# Written instruction:
In the listing below, identify each line with the word "selon" and return those lines.

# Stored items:

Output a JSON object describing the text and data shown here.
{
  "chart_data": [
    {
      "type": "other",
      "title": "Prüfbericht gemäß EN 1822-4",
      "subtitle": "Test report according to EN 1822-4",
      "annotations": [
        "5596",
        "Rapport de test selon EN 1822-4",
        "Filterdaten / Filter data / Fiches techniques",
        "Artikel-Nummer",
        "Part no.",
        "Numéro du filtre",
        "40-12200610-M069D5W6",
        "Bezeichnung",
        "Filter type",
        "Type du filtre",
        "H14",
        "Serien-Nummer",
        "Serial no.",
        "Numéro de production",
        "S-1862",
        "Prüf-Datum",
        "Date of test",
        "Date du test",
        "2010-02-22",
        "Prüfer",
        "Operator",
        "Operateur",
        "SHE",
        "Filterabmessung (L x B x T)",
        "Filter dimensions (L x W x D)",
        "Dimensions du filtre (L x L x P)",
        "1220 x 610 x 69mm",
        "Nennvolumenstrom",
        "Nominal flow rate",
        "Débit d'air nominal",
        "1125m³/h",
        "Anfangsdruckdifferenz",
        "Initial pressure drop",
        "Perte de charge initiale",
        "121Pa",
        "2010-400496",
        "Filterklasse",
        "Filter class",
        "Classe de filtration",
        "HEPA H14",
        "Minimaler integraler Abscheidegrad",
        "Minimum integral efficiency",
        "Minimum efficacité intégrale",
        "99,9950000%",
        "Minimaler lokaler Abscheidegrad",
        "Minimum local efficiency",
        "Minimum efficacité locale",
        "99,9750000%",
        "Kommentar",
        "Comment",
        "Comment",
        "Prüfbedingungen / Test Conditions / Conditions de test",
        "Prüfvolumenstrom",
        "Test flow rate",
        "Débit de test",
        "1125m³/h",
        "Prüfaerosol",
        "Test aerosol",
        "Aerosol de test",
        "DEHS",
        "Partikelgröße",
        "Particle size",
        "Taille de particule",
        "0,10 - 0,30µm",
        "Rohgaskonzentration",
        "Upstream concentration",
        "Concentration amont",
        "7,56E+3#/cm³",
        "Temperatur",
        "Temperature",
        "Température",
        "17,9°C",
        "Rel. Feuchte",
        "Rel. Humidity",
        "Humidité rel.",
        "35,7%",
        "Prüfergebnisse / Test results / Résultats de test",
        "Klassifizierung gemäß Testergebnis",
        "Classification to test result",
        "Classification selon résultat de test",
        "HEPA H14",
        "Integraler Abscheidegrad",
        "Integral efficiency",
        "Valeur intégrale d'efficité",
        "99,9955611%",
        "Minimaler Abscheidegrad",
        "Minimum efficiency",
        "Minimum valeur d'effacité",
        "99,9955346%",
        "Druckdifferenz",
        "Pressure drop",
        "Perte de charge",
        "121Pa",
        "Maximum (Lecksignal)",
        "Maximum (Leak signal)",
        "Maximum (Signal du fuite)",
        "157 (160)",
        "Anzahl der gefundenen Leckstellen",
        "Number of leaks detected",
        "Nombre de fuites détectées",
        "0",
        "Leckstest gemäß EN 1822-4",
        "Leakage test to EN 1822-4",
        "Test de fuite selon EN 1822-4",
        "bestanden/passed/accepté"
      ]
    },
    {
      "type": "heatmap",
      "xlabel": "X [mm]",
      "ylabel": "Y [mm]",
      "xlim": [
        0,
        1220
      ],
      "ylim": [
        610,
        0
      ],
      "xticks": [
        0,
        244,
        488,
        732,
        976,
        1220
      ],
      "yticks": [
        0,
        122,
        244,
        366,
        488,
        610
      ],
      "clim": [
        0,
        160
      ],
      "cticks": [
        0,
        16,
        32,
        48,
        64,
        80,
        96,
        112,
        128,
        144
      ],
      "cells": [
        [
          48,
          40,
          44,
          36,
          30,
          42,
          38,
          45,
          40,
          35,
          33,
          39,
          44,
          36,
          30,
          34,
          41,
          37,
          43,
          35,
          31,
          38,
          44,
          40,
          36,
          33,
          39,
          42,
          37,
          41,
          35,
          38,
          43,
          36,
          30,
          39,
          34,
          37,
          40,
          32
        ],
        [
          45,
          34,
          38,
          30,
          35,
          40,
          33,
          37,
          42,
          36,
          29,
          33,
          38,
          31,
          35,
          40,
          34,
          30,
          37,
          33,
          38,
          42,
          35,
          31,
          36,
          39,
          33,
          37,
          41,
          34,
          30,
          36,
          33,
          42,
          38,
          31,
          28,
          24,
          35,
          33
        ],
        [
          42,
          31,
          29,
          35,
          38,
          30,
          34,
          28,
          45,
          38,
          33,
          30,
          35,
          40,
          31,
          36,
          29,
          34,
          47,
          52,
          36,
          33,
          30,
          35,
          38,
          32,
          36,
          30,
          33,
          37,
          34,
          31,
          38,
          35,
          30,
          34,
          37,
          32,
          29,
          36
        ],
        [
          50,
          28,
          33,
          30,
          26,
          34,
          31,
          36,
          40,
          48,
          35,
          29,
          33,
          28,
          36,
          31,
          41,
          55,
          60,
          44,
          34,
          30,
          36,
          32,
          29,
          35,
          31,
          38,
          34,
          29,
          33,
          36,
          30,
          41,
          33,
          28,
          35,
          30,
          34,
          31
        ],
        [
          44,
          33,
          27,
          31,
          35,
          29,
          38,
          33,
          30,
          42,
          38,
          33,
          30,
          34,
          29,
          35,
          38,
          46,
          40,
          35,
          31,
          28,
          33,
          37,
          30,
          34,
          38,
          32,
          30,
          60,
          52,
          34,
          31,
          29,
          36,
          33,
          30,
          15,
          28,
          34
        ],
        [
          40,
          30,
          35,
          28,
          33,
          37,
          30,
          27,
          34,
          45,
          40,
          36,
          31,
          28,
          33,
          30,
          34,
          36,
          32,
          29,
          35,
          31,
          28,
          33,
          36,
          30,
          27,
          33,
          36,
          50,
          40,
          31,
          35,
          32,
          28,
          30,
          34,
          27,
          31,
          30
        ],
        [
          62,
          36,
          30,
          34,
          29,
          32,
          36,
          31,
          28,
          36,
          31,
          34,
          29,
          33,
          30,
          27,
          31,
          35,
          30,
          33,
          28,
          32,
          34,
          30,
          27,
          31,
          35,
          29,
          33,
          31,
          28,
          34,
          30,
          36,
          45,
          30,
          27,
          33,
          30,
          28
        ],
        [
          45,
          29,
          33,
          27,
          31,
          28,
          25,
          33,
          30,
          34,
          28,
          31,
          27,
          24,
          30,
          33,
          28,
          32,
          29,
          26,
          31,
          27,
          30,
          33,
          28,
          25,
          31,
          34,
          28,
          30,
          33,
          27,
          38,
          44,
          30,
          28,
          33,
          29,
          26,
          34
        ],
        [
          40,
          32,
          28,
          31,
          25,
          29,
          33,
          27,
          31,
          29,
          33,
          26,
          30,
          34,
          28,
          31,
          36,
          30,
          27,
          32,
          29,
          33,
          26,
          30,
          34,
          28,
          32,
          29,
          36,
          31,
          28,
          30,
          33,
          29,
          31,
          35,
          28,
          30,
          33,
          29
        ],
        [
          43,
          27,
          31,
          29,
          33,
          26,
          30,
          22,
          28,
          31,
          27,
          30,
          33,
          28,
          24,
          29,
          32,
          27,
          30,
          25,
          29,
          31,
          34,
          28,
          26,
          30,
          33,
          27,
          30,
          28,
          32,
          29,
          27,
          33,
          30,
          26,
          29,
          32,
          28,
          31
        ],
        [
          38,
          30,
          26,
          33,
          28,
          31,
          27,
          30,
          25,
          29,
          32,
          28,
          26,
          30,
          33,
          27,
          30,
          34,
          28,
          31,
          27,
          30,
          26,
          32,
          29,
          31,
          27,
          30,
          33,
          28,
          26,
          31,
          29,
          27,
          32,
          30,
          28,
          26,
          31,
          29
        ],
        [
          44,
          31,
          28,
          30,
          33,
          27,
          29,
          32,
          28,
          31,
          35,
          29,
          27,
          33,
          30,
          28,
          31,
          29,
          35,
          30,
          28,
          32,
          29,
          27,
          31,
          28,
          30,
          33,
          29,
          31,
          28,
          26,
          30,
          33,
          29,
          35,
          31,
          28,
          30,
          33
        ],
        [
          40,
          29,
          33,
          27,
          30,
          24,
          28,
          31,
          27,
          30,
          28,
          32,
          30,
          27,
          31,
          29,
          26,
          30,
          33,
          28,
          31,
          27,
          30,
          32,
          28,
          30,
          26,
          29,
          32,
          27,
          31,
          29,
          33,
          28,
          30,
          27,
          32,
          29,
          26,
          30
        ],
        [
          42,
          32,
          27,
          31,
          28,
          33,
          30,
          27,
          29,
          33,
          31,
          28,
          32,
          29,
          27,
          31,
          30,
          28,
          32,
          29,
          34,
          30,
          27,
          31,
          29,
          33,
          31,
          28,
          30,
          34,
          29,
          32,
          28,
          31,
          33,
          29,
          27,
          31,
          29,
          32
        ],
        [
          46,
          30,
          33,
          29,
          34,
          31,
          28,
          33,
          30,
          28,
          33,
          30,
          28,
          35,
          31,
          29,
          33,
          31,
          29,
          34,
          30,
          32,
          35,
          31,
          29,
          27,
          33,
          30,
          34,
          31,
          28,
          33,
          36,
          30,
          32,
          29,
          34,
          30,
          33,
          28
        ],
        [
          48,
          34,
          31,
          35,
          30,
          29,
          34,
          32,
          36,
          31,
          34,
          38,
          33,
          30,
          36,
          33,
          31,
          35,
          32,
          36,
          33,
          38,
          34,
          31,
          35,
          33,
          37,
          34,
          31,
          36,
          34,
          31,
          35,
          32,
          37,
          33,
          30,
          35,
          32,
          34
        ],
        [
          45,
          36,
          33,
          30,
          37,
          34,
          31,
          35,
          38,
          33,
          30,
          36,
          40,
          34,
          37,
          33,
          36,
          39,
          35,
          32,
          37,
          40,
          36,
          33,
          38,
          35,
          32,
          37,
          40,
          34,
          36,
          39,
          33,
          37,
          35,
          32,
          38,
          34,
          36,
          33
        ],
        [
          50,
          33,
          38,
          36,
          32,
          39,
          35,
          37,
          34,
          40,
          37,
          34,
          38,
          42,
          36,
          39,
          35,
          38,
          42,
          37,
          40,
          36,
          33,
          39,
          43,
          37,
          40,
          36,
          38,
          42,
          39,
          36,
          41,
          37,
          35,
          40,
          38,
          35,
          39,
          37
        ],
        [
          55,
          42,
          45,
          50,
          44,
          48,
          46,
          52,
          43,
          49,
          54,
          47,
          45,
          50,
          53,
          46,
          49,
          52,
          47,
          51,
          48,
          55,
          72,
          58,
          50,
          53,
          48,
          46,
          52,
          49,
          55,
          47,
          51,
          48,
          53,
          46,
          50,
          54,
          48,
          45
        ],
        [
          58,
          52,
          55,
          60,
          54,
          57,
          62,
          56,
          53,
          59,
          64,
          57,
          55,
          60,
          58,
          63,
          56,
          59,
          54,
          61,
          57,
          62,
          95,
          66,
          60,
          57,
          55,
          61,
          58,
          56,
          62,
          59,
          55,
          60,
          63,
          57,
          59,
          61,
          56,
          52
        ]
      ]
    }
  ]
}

# Solution for this task:
        "Rapport de test selon EN 1822-4",
        "Classification selon résultat de test",
        "Test de fuite selon EN 1822-4",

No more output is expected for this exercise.